Reproduce the lines of the listing below verbatim, starting at the line that contains "Segment this screenshot: for" and ending at the line that contains "ngs-point-black-4: [311, 439, 320, 448]", with both of those lines included.

DATA SECTION
⟨

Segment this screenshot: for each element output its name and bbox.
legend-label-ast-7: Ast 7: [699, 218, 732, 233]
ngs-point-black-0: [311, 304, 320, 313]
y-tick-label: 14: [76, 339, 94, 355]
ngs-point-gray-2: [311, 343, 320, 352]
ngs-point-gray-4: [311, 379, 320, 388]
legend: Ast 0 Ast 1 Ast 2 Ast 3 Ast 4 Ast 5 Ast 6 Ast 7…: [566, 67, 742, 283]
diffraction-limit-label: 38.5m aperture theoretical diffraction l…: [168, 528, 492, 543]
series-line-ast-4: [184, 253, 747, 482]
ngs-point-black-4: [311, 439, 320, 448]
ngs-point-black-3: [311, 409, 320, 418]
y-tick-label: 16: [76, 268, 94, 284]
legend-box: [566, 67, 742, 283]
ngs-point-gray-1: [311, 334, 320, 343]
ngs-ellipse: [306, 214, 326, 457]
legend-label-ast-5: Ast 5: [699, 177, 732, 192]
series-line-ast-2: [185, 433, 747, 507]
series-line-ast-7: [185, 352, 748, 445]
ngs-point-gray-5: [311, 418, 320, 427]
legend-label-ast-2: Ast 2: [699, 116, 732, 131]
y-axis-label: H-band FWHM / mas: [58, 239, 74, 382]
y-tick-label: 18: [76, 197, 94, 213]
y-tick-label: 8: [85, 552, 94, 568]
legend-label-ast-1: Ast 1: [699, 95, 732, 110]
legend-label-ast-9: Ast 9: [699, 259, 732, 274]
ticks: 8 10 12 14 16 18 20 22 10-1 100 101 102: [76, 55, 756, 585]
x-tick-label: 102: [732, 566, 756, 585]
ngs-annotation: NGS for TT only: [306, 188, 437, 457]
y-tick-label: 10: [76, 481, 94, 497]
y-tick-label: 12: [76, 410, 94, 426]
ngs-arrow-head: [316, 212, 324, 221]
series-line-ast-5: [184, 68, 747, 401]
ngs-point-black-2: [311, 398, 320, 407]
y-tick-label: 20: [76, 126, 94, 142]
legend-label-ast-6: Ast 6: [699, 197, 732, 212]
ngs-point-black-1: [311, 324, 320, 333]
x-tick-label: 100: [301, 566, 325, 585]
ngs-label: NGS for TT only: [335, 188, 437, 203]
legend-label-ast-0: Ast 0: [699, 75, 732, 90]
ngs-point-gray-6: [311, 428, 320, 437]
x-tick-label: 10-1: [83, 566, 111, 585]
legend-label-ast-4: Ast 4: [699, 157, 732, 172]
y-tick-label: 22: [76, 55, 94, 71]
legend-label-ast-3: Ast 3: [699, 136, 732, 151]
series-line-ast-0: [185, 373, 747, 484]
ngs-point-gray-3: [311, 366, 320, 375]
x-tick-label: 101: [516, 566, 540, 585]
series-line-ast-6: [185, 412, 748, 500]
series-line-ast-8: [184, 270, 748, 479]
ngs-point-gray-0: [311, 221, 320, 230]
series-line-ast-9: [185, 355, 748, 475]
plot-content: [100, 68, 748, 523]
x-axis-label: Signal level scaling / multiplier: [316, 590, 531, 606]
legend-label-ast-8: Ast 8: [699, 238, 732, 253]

⟩
⟨

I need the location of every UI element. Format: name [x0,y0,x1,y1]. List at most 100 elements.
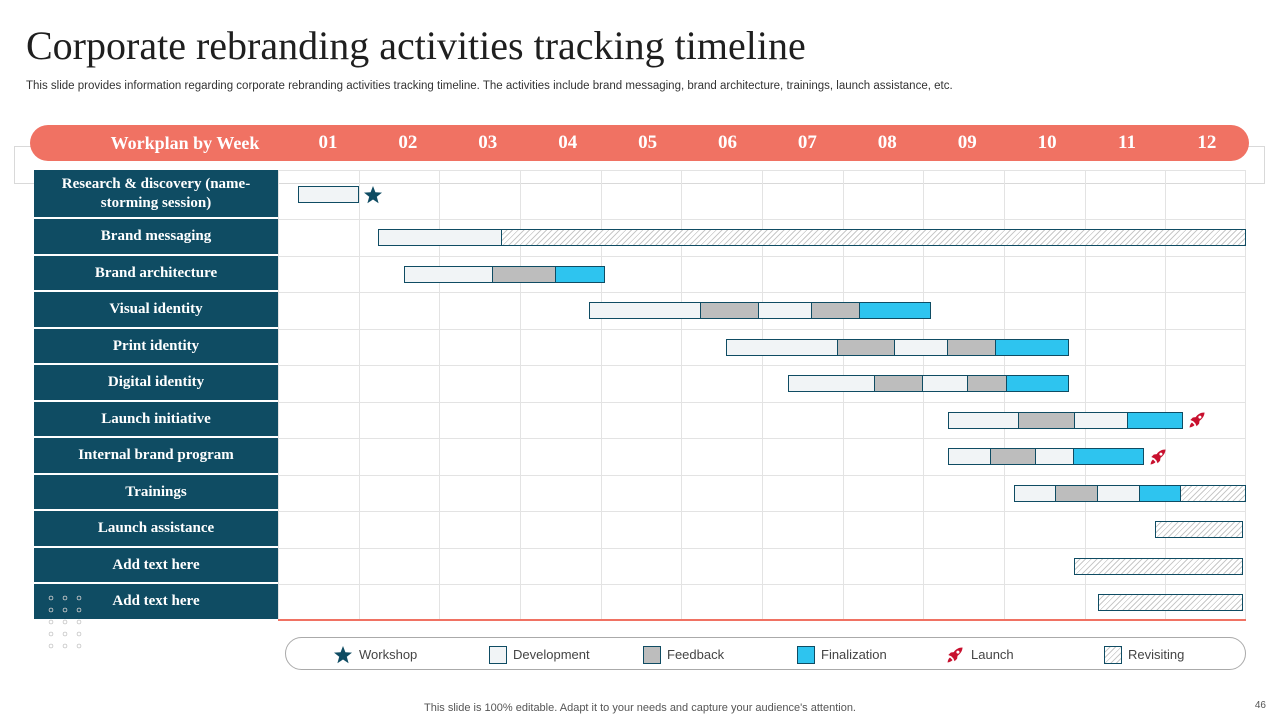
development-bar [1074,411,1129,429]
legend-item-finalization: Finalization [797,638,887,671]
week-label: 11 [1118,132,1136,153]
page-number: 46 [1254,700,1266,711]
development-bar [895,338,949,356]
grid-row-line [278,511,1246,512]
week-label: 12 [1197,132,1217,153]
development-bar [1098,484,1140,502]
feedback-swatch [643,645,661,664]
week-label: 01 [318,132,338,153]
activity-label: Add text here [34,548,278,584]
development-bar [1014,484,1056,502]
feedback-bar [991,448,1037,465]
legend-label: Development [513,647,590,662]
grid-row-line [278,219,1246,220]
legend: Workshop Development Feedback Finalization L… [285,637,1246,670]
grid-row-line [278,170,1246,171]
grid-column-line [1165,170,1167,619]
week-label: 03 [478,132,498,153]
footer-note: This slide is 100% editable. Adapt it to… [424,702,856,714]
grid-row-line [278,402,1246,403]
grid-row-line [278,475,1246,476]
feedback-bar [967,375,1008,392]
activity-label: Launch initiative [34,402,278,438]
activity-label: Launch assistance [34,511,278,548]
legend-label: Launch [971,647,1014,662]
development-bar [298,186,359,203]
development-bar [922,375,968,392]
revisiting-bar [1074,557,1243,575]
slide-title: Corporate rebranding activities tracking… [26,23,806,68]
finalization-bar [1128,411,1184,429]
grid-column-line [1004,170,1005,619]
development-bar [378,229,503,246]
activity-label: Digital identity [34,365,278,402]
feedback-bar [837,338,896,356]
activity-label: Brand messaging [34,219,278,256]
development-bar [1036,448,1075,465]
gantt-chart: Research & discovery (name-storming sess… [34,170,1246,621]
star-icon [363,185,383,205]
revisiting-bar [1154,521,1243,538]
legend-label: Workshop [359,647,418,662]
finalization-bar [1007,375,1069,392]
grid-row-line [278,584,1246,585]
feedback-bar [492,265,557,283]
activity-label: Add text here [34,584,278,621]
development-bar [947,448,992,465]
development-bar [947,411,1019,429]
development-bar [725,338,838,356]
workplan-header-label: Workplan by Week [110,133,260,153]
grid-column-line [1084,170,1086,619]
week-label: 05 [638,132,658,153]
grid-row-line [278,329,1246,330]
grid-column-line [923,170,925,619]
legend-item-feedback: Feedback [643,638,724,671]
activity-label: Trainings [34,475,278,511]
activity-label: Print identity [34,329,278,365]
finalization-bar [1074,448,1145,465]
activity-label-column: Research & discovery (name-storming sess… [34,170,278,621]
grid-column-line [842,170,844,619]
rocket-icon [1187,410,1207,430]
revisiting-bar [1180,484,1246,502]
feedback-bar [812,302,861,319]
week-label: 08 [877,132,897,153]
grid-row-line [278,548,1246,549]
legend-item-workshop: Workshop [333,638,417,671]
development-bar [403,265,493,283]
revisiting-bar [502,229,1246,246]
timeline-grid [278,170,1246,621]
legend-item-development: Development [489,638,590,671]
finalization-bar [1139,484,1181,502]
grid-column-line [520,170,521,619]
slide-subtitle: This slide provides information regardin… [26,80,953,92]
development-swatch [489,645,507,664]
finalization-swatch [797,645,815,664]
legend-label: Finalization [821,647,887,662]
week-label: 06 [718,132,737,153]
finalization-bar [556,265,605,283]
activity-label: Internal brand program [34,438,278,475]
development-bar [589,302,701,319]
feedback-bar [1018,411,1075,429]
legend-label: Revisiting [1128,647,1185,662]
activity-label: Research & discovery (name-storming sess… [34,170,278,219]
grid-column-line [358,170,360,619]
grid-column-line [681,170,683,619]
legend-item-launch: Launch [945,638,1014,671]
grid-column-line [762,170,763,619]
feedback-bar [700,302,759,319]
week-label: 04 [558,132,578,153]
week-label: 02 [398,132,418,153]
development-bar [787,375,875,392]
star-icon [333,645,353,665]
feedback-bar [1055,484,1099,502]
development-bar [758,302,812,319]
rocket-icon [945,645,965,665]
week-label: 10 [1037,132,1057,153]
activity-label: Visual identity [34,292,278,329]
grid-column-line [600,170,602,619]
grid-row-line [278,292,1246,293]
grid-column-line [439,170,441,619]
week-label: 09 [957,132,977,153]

⟩
⟨

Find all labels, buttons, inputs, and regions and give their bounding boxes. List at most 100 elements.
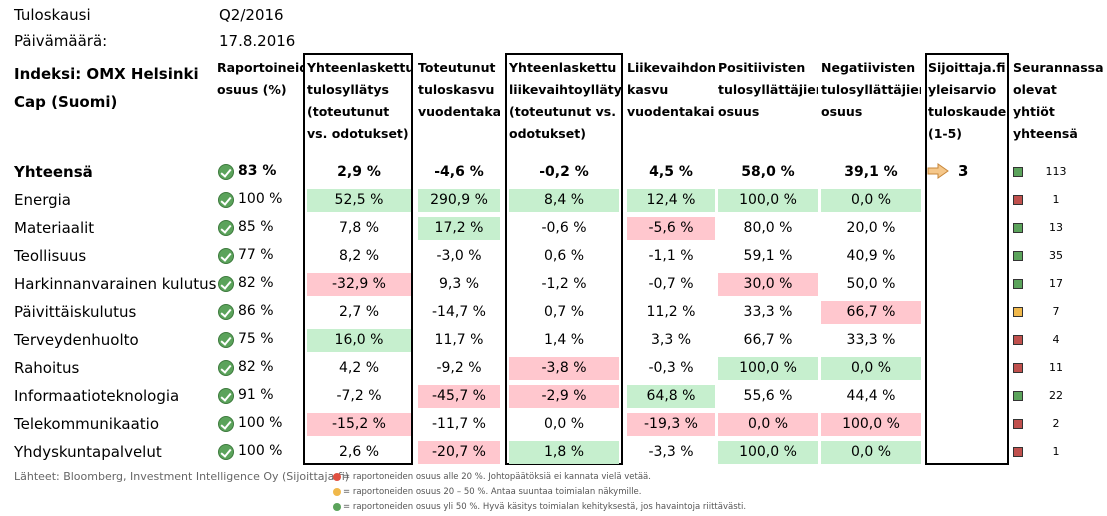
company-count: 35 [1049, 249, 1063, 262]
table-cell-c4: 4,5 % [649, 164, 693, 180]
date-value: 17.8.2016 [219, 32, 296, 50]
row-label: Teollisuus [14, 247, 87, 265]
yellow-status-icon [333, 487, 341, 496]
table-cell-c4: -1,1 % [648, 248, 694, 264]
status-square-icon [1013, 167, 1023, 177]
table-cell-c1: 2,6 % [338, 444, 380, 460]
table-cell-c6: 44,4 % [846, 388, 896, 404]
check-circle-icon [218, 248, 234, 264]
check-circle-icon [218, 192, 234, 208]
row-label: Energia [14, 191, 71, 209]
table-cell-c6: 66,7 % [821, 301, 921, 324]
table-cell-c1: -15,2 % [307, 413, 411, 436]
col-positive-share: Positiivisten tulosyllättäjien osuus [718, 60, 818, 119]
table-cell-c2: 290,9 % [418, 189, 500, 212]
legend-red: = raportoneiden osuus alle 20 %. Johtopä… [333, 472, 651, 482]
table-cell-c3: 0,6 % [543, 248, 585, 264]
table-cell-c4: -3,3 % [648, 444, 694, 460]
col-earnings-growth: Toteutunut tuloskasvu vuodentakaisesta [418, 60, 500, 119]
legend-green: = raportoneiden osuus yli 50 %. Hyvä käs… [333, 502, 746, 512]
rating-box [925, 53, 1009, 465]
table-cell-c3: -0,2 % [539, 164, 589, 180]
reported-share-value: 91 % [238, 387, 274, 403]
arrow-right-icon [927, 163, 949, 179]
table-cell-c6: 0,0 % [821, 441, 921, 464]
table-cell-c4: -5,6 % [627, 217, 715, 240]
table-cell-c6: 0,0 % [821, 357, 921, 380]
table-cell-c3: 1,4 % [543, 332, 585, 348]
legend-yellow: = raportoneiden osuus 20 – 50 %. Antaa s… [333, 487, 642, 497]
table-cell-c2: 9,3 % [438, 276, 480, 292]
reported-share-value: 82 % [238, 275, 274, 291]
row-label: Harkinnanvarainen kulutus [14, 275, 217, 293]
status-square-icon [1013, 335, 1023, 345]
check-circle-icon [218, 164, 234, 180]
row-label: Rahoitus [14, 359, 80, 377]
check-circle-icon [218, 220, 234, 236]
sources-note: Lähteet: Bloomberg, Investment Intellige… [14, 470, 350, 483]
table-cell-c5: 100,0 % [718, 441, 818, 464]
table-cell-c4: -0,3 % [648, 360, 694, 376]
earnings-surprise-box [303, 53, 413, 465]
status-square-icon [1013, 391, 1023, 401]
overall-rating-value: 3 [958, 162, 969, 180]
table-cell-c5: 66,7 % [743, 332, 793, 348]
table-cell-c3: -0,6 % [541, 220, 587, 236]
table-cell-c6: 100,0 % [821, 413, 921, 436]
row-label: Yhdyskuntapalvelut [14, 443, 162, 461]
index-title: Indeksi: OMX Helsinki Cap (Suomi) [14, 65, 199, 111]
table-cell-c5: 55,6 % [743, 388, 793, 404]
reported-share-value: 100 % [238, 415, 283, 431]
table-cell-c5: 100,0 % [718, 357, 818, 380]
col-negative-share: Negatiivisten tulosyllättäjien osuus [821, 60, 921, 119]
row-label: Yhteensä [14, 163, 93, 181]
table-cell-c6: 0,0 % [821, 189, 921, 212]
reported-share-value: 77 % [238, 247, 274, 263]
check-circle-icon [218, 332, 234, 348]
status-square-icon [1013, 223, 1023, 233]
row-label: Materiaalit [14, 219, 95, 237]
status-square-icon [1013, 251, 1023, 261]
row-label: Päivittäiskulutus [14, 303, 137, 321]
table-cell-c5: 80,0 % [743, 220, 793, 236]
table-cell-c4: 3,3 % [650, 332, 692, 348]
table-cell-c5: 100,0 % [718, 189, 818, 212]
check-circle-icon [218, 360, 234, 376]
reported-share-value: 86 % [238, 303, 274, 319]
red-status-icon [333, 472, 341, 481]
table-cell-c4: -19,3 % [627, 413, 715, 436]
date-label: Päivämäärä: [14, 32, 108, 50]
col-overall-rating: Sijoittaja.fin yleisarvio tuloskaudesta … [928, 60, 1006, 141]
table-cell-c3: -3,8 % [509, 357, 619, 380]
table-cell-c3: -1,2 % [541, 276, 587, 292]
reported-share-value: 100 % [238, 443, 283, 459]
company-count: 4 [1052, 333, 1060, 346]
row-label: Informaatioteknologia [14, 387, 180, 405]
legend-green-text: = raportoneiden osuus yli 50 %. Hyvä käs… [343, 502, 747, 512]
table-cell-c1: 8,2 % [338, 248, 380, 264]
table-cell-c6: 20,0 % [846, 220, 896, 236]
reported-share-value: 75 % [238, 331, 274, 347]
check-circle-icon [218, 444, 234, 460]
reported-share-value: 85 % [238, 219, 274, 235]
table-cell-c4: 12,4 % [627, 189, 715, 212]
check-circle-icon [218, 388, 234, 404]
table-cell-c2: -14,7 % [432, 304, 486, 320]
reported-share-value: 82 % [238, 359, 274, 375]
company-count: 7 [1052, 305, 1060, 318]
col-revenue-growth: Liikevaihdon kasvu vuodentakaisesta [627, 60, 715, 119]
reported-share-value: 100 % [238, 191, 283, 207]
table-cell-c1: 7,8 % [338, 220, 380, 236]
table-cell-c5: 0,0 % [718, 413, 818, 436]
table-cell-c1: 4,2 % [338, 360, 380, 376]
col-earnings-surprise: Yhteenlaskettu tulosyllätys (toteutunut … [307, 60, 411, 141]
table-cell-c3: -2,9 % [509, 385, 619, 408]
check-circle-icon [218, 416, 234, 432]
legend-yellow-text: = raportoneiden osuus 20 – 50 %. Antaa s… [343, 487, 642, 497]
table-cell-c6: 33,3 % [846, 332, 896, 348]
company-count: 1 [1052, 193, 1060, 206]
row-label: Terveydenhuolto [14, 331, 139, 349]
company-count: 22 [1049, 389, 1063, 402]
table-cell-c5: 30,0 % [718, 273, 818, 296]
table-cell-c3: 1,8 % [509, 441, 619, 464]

⟩

ANSWER TO THE TASK
Segment this screenshot: for each element output its name and bbox.
legend-label-ast-7: Ast 7: [699, 218, 732, 233]
ngs-point-black-0: [311, 304, 320, 313]
y-tick-label: 14: [76, 339, 94, 355]
ngs-point-gray-2: [311, 343, 320, 352]
ngs-point-gray-4: [311, 379, 320, 388]
legend: Ast 0 Ast 1 Ast 2 Ast 3 Ast 4 Ast 5 Ast 6 Ast 7…: [566, 67, 742, 283]
diffraction-limit-label: 38.5m aperture theoretical diffraction l…: [168, 528, 492, 543]
series-line-ast-4: [184, 253, 747, 482]
ngs-point-black-4: [311, 439, 320, 448]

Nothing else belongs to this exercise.